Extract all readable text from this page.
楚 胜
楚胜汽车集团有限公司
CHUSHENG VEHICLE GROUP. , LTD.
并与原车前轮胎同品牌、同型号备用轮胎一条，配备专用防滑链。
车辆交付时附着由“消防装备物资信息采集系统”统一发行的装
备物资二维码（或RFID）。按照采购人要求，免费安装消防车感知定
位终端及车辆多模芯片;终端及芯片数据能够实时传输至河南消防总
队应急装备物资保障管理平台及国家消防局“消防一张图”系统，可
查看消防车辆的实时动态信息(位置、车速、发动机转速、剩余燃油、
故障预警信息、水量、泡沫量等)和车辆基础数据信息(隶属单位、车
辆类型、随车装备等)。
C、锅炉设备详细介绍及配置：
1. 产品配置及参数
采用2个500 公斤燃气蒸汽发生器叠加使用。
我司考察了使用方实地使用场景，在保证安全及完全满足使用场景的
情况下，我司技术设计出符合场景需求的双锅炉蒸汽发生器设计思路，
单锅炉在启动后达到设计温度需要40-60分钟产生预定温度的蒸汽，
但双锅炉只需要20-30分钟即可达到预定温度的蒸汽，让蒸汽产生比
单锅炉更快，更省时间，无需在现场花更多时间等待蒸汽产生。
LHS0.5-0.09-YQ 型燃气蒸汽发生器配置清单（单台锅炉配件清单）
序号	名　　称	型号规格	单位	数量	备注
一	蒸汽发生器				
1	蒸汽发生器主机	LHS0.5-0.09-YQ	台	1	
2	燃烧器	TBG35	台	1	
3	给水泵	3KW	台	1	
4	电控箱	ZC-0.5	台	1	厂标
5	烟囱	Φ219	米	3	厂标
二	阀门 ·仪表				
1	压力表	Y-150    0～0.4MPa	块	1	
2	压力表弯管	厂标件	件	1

What you need to do »
Extract all of the data shown above without alteration.

Final result »
Extract all readable text from this page.
楚 胜
楚胜汽车集团有限公司
CHUSHENG VEHICLE GROUP. , LTD.
并与原车前轮胎同品牌、同型号备用轮胎一条，配备专用防滑链。
车辆交付时附着由“消防装备物资信息采集系统”统一发行的装
备物资二维码（或RFID）。按照采购人要求，免费安装消防车感知定
位终端及车辆多模芯片;终端及芯片数据能够实时传输至河南消防总
队应急装备物资保障管理平台及国家消防局“消防一张图”系统，可
查看消防车辆的实时动态信息(位置、车速、发动机转速、剩余燃油、
故障预警信息、水量、泡沫量等)和车辆基础数据信息(隶属单位、车
辆类型、随车装备等)。
C、锅炉设备详细介绍及配置：
1. 产品配置及参数
采用2个500 公斤燃气蒸汽发生器叠加使用。
我司考察了使用方实地使用场景，在保证安全及完全满足使用场景的
情况下，我司技术设计出符合场景需求的双锅炉蒸汽发生器设计思路，
单锅炉在启动后达到设计温度需要40-60分钟产生预定温度的蒸汽，
但双锅炉只需要20-30分钟即可达到预定温度的蒸汽，让蒸汽产生比
单锅炉更快，更省时间，无需在现场花更多时间等待蒸汽产生。
LHS0.5-0.09-YQ 型燃气蒸汽发生器配置清单（单台锅炉配件清单）
序号	名　　称	型号规格	单位	数量	备注
一	蒸汽发生器				
1	蒸汽发生器主机	LHS0.5-0.09-YQ	台	1	
2	燃烧器	TBG35	台	1	
3	给水泵	3KW	台	1	
4	电控箱	ZC-0.5	台	1	厂标
5	烟囱	Φ219	米	3	厂标
二	阀门 ·仪表				
1	压力表	Y-150    0～0.4MPa	块	1	
2	压力表弯管	厂标件	件	1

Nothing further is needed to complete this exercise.